Check every line of the entries for "электроэнергии", and copy the lines that hold it.
* begin Information supplied *
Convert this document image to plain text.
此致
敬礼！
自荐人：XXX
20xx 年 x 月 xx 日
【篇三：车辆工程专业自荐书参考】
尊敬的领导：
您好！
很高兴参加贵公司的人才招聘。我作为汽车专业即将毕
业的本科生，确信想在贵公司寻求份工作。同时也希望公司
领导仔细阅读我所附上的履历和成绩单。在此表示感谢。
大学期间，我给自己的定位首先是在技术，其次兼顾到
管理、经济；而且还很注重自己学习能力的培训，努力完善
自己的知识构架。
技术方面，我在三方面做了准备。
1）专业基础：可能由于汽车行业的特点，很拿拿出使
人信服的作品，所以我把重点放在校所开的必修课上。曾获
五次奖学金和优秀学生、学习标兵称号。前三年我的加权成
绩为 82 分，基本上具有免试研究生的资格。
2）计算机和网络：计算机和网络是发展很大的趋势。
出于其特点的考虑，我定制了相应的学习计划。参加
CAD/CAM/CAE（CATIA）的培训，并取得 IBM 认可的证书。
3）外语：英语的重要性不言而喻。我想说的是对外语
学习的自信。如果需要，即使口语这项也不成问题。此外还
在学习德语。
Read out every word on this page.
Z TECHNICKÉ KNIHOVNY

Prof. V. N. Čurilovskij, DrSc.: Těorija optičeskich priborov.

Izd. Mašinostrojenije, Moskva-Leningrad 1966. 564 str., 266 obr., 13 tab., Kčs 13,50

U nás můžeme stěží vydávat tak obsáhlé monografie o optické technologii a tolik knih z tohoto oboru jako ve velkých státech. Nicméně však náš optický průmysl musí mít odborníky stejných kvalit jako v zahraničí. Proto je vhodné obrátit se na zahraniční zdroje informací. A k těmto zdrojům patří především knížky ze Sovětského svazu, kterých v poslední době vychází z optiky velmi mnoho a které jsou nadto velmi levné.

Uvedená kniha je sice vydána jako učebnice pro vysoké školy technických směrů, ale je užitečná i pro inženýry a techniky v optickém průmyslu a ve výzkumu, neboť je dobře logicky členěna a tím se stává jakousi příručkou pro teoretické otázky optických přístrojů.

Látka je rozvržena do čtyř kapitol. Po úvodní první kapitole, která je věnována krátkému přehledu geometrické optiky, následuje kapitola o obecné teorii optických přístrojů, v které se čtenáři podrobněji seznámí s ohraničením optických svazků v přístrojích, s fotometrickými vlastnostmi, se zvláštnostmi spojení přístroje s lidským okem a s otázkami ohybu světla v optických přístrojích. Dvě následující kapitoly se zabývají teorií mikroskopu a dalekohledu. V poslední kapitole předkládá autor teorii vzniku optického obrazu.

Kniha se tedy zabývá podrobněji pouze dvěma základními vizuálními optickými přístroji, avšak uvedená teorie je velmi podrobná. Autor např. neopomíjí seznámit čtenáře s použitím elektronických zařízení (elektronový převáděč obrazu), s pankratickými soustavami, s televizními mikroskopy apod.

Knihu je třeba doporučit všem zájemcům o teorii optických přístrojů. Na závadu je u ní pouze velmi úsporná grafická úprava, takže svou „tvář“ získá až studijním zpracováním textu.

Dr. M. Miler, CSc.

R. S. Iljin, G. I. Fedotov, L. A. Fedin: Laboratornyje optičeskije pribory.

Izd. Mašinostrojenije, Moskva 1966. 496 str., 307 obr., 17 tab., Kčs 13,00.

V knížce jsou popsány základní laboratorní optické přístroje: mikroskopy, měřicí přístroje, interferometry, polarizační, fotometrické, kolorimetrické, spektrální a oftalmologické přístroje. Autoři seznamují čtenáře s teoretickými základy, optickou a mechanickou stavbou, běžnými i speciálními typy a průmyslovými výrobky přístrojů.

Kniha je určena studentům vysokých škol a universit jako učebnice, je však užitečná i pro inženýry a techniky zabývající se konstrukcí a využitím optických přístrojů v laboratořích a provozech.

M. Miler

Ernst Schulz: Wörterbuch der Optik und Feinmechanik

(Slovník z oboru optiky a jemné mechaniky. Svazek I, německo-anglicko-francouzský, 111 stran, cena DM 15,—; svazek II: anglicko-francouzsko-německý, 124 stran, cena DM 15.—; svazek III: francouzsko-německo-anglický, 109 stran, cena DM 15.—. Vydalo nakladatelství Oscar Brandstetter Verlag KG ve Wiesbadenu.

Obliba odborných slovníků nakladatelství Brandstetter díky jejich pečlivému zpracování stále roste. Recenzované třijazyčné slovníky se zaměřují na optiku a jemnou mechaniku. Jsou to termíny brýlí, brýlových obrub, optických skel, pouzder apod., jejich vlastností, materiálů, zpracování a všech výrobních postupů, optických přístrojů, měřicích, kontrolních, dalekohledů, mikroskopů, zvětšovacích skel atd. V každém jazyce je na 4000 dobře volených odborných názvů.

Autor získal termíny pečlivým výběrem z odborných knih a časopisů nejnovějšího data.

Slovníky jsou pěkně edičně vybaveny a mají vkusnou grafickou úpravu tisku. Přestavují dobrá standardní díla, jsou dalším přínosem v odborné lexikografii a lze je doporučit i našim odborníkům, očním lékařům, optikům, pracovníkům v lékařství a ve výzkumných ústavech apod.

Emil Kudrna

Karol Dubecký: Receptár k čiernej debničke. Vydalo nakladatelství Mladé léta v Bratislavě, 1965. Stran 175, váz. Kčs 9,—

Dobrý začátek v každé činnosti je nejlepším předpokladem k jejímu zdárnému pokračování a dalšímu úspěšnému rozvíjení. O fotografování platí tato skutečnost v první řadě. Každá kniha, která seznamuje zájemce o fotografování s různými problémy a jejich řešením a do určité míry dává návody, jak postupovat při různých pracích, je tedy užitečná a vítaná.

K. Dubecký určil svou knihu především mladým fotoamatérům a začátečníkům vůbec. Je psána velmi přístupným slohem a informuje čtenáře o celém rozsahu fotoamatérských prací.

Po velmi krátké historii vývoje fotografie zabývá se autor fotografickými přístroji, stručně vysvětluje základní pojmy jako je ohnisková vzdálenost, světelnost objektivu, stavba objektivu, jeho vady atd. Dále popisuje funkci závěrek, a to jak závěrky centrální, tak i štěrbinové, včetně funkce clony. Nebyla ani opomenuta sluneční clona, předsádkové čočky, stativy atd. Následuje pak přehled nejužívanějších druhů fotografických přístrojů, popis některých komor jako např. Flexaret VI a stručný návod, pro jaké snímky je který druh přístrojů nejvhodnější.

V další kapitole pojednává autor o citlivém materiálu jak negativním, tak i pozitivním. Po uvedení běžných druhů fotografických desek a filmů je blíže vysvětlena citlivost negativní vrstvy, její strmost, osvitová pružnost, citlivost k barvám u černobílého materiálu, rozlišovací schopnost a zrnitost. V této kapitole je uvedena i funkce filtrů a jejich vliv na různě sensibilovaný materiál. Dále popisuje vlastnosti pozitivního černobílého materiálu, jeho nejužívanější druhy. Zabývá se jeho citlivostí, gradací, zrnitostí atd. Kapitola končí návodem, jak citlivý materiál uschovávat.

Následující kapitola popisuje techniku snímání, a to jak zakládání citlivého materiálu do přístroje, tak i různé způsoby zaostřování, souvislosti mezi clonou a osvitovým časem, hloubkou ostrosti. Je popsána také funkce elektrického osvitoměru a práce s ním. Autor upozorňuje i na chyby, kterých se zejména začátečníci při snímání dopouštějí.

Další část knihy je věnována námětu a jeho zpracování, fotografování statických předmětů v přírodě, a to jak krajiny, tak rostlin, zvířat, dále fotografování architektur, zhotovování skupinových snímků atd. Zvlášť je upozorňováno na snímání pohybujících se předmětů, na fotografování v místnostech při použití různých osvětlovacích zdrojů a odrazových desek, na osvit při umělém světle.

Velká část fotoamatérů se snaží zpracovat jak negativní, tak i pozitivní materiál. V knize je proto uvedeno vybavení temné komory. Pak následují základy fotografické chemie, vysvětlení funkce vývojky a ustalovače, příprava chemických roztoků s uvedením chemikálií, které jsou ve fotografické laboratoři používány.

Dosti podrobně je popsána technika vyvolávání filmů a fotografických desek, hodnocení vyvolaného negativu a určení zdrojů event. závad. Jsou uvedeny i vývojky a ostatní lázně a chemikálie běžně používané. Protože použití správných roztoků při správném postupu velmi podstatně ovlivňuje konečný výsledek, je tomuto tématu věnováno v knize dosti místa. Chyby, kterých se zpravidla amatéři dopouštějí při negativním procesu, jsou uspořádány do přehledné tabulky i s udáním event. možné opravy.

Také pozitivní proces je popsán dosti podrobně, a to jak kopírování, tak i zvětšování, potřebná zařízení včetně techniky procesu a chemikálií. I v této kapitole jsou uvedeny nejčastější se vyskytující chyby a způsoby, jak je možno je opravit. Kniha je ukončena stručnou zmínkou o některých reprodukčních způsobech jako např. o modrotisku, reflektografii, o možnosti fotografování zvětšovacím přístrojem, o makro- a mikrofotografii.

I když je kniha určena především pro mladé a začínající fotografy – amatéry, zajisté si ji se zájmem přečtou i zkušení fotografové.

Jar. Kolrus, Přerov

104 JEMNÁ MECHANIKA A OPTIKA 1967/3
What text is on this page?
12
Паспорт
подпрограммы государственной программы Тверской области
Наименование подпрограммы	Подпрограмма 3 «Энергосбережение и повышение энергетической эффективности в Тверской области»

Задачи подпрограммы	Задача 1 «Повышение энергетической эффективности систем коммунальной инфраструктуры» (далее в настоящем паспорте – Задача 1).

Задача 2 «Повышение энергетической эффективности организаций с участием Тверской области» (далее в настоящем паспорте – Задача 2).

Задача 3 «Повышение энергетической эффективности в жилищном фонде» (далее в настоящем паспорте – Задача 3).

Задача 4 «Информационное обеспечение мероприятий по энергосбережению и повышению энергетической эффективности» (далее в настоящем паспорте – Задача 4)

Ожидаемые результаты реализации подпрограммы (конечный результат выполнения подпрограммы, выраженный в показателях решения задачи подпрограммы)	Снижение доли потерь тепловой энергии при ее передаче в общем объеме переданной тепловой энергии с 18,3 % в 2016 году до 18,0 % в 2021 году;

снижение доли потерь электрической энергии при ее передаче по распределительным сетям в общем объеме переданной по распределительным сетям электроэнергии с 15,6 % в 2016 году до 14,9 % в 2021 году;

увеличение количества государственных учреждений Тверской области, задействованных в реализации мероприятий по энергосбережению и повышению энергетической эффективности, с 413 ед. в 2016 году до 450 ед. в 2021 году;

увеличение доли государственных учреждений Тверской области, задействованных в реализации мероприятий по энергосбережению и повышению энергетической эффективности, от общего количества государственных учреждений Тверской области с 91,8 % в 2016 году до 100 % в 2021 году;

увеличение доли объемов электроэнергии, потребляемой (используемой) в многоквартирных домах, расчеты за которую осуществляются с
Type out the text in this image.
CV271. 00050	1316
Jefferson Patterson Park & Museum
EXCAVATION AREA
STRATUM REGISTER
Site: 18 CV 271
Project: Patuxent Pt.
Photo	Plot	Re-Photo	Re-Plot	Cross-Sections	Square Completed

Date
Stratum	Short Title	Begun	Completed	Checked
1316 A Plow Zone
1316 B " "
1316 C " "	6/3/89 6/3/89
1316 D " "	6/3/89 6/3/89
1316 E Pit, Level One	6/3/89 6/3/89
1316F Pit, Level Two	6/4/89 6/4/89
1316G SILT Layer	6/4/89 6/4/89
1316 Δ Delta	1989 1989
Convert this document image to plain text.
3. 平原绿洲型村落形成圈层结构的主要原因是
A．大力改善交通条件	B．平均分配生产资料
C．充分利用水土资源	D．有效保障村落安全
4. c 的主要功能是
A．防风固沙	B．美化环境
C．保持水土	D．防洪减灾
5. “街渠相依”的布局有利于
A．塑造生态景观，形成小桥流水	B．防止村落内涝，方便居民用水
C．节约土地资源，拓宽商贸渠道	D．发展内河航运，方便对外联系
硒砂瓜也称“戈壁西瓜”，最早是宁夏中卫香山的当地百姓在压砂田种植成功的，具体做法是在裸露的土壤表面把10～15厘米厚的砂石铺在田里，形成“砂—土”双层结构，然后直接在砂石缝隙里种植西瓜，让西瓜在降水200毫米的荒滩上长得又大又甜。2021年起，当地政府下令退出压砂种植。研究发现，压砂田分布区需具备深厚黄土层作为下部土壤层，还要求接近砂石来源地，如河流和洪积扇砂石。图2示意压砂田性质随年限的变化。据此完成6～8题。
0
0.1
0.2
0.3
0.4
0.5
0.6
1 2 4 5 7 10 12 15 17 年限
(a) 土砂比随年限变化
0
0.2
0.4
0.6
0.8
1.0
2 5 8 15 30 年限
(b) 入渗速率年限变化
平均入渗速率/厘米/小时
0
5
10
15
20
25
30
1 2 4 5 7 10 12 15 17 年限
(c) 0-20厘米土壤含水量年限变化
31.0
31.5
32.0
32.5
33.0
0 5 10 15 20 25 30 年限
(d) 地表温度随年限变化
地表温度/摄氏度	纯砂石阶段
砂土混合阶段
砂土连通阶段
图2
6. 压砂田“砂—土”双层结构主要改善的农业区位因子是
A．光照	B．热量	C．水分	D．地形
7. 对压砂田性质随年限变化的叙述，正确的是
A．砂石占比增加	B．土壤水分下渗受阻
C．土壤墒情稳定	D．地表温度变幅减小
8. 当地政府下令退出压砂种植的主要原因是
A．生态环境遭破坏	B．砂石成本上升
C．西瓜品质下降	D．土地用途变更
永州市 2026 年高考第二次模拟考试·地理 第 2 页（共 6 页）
* end Information supplied *
*Written response*:
снижение доли потерь электрической энергии при ее передаче по распределительным сетям в общем объеме переданной по распределительным сетям электроэнергии с 15,6 % в 2016 году до 14,9 % в 2021 году;
увеличение доли объемов электроэнергии, потребляемой (используемой) в многоквартирных домах, расчеты за которую осуществляются с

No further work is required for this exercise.